- **Task**:
Leave out the pictures and copy everything else in the entries exactly.

## Start

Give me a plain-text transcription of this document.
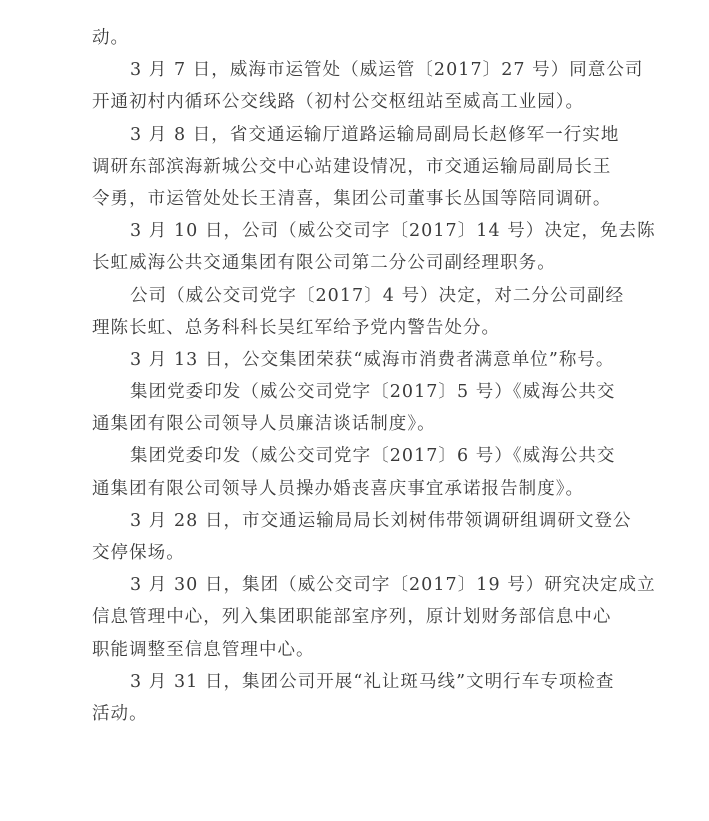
动。

3 月 7 日，威海市运管处（威运管〔2017〕27 号）同意公司

开通初村内循环公交线路（初村公交枢纽站至威高工业园）。

3 月 8 日，省交通运输厅道路运输局副局长赵修军一行实地

调研东部滨海新城公交中心站建设情况，市交通运输局副局长王

令勇，市运管处处长王清喜，集团公司董事长丛国等陪同调研。

3 月 10 日，公司（威公交司字〔2017〕14 号）决定，免去陈

长虹威海公共交通集团有限公司第二分公司副经理职务。

公司（威公交司党字〔2017〕4 号）决定，对二分公司副经

理陈长虹、总务科科长吴红军给予党内警告处分。

3 月 13 日，公交集团荣获“威海市消费者满意单位”称号。

集团党委印发（威公交司党字〔2017〕5 号）《威海公共交

通集团有限公司领导人员廉洁谈话制度》。

集团党委印发（威公交司党字〔2017〕6 号）《威海公共交

通集团有限公司领导人员操办婚丧喜庆事宜承诺报告制度》。

3 月 28 日，市交通运输局局长刘树伟带领调研组调研文登公

交停保场。

3 月 30 日，集团（威公交司字〔2017〕19 号）研究决定成立

信息管理中心，列入集团职能部室序列，原计划财务部信息中心

职能调整至信息管理中心。

3 月 31 日，集团公司开展“礼让斑马线”文明行车专项检查

活动。
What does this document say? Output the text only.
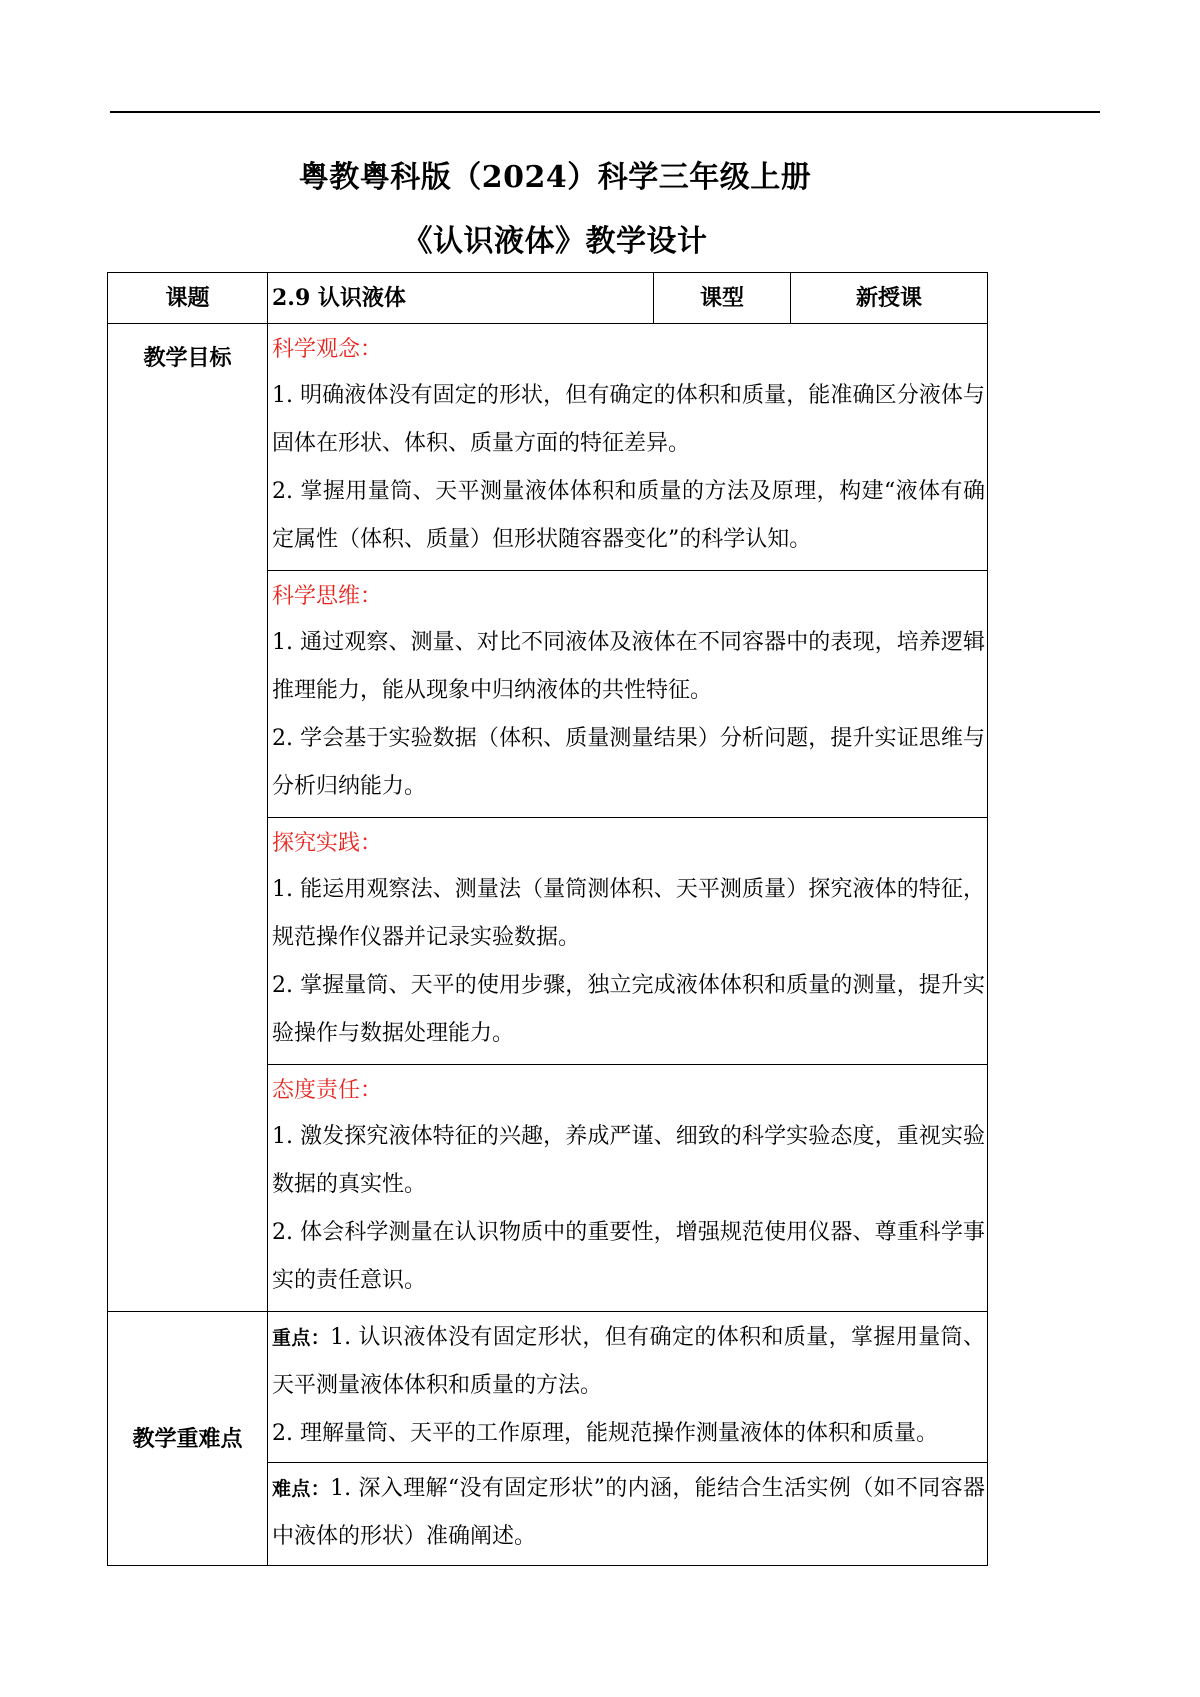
粤教粤科版（2024）科学三年级上册
《认识液体》教学设计
课题	2.9 认识液体	课型	新授课
教学目标	科学观念：
1. 明确液体没有固定的形状，但有确定的体积和质量，能准确区分液体与固体在形状、体积、质量方面的特征差异。
2. 掌握用量筒、天平测量液体体积和质量的方法及原理，构建“液体有确定属性（体积、质量）但形状随容器变化”的科学认知。		

	科学思维：
1. 通过观察、测量、对比不同液体及液体在不同容器中的表现，培养逻辑推理能力，能从现象中归纳液体的共性特征。
2. 学会基于实验数据（体积、质量测量结果）分析问题，提升实证思维与分析归纳能力。		

	探究实践：
1. 能运用观察法、测量法（量筒测体积、天平测质量）探究液体的特征，规范操作仪器并记录实验数据。
2. 掌握量筒、天平的使用步骤，独立完成液体体积和质量的测量，提升实验操作与数据处理能力。		

	态度责任：
1. 激发探究液体特征的兴趣，养成严谨、细致的科学实验态度，重视实验数据的真实性。
2. 体会科学测量在认识物质中的重要性，增强规范使用仪器、尊重科学事实的责任意识。		

教学重难点	重点：1. 认识液体没有固定形状，但有确定的体积和质量，掌握用量筒、天平测量液体体积和质量的方法。
2. 理解量筒、天平的工作原理，能规范操作测量液体的体积和质量。		

	难点：1. 深入理解“没有固定形状”的内涵，能结合生活实例（如不同容器中液体的形状）准确阐述。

## End

- **Answer for this exercise**:
Give me a plain-text transcription of this document.
动。

3 月 7 日，威海市运管处（威运管〔2017〕27 号）同意公司

开通初村内循环公交线路（初村公交枢纽站至威高工业园）。

3 月 8 日，省交通运输厅道路运输局副局长赵修军一行实地

调研东部滨海新城公交中心站建设情况，市交通运输局副局长王

令勇，市运管处处长王清喜，集团公司董事长丛国等陪同调研。

3 月 10 日，公司（威公交司字〔2017〕14 号）决定，免去陈

长虹威海公共交通集团有限公司第二分公司副经理职务。

公司（威公交司党字〔2017〕4 号）决定，对二分公司副经

理陈长虹、总务科科长吴红军给予党内警告处分。

3 月 13 日，公交集团荣获“威海市消费者满意单位”称号。

集团党委印发（威公交司党字〔2017〕5 号）《威海公共交

通集团有限公司领导人员廉洁谈话制度》。

集团党委印发（威公交司党字〔2017〕6 号）《威海公共交

通集团有限公司领导人员操办婚丧喜庆事宜承诺报告制度》。

3 月 28 日，市交通运输局局长刘树伟带领调研组调研文登公

交停保场。

3 月 30 日，集团（威公交司字〔2017〕19 号）研究决定成立

信息管理中心，列入集团职能部室序列，原计划财务部信息中心

职能调整至信息管理中心。

3 月 31 日，集团公司开展“礼让斑马线”文明行车专项检查

活动。
What does this document say? Output the text only.
粤教粤科版（2024）科学三年级上册
《认识液体》教学设计
课题	2.9 认识液体	课型	新授课
教学目标	科学观念：
1. 明确液体没有固定的形状，但有确定的体积和质量，能准确区分液体与固体在形状、体积、质量方面的特征差异。
2. 掌握用量筒、天平测量液体体积和质量的方法及原理，构建“液体有确定属性（体积、质量）但形状随容器变化”的科学认知。		

	科学思维：
1. 通过观察、测量、对比不同液体及液体在不同容器中的表现，培养逻辑推理能力，能从现象中归纳液体的共性特征。
2. 学会基于实验数据（体积、质量测量结果）分析问题，提升实证思维与分析归纳能力。		

	探究实践：
1. 能运用观察法、测量法（量筒测体积、天平测质量）探究液体的特征，规范操作仪器并记录实验数据。
2. 掌握量筒、天平的使用步骤，独立完成液体体积和质量的测量，提升实验操作与数据处理能力。		

	态度责任：
1. 激发探究液体特征的兴趣，养成严谨、细致的科学实验态度，重视实验数据的真实性。
2. 体会科学测量在认识物质中的重要性，增强规范使用仪器、尊重科学事实的责任意识。		

教学重难点	重点：1. 认识液体没有固定形状，但有确定的体积和质量，掌握用量筒、天平测量液体体积和质量的方法。
2. 理解量筒、天平的工作原理，能规范操作测量液体的体积和质量。		

	难点：1. 深入理解“没有固定形状”的内涵，能结合生活实例（如不同容器中液体的形状）准确阐述。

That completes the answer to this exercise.